SET TASK: Count the lines that hold the string "grammarly". Reply with the number alone.

#### DATA LINES

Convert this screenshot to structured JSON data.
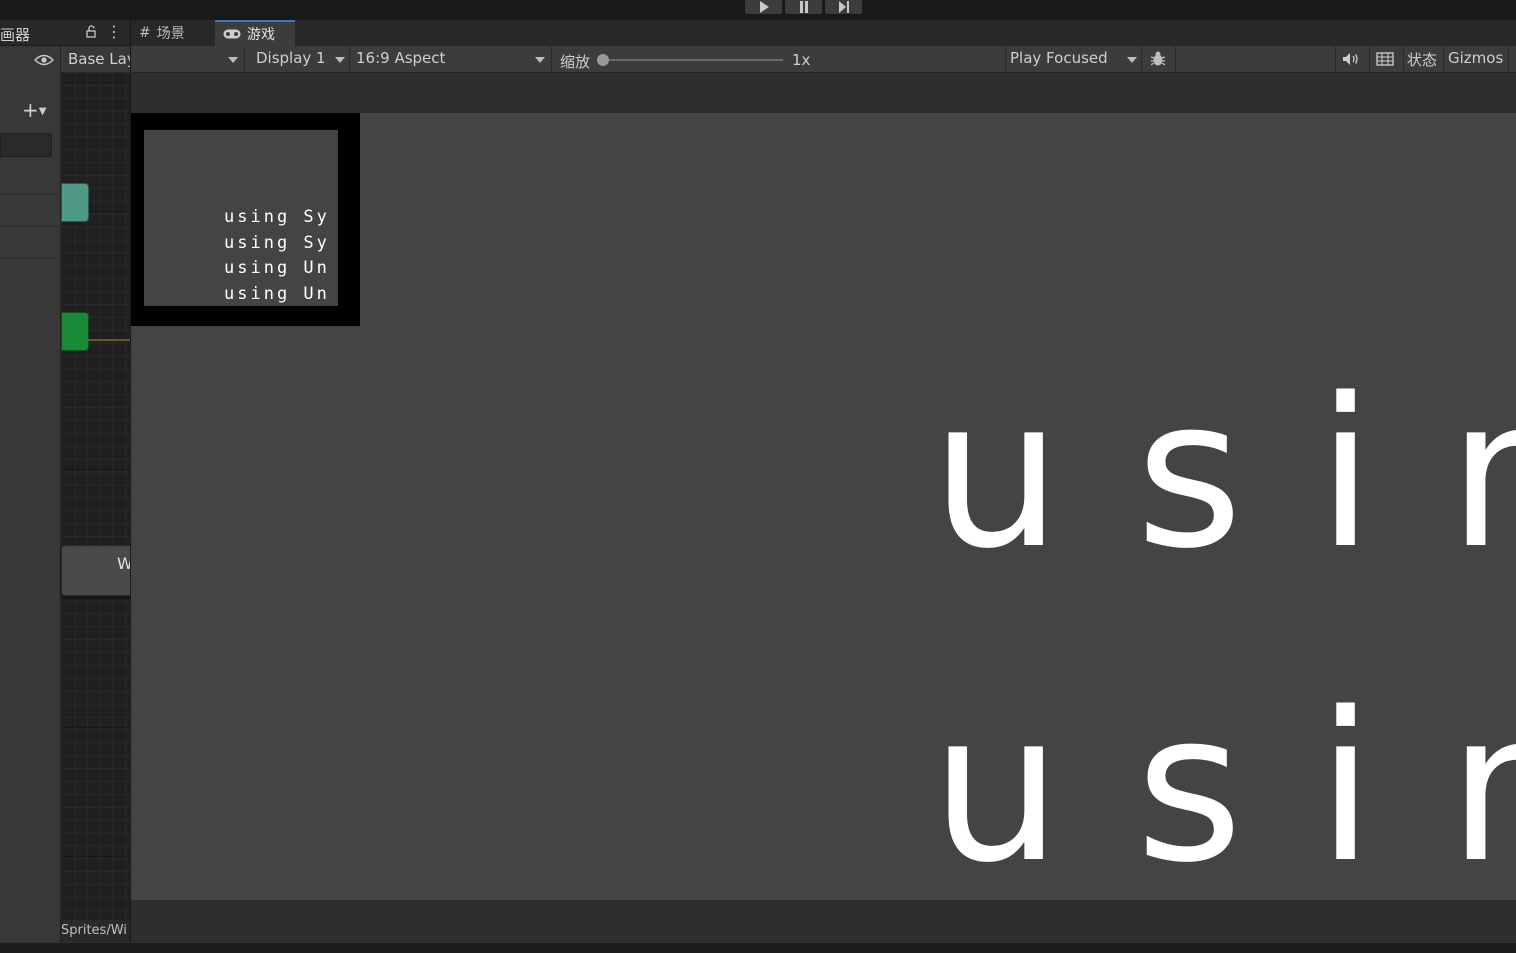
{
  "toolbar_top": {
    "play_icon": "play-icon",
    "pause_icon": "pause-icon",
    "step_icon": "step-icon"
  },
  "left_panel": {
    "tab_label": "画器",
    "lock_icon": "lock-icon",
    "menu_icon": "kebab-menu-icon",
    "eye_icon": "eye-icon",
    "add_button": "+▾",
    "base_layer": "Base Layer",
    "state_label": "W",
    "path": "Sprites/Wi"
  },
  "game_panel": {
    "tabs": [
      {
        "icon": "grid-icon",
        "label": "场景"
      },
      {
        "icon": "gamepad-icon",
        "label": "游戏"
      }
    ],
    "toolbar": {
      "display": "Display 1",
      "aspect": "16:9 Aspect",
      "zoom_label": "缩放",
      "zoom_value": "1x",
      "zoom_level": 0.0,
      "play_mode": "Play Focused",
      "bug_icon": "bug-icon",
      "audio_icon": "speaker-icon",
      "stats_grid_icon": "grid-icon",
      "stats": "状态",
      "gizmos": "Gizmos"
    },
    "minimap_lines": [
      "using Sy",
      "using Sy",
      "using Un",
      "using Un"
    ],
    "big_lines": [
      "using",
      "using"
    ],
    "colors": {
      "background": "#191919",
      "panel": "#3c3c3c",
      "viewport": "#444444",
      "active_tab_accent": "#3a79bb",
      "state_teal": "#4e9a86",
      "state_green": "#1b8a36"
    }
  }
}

########
#### DATA LINES

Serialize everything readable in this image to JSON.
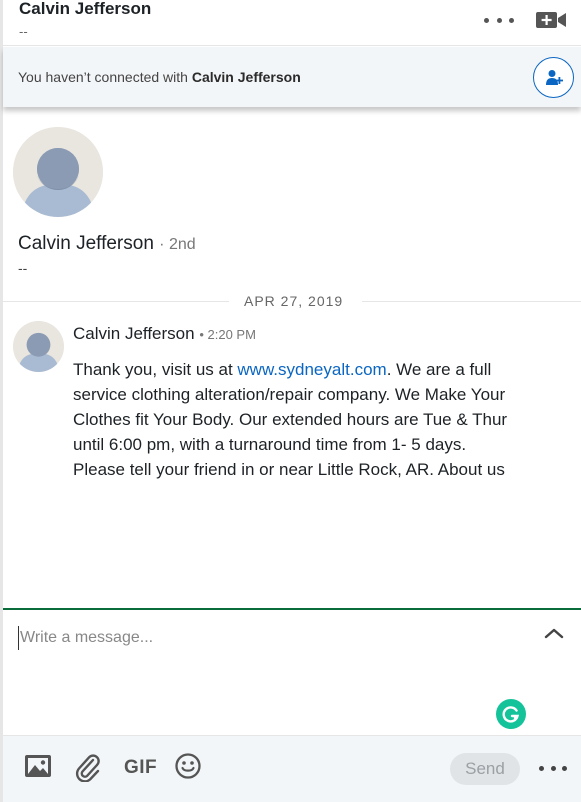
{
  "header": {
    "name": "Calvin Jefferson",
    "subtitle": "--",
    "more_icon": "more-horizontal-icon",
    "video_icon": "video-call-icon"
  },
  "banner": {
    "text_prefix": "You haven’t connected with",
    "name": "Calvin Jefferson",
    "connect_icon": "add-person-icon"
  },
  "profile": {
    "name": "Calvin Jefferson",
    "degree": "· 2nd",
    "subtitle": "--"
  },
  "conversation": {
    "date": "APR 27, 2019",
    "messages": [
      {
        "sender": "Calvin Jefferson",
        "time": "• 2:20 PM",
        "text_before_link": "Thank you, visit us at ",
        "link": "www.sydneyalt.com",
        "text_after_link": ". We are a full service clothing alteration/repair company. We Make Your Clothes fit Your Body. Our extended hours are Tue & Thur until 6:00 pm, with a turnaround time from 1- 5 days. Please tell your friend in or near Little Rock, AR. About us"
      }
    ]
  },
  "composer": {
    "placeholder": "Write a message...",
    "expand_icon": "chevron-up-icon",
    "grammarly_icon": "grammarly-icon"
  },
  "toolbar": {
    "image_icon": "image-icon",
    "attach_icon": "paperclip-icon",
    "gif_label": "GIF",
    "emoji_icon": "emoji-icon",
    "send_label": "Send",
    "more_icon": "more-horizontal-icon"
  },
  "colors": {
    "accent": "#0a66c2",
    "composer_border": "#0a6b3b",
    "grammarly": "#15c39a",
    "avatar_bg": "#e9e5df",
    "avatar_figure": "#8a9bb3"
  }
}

########

WRITTEN RESPONSE: 2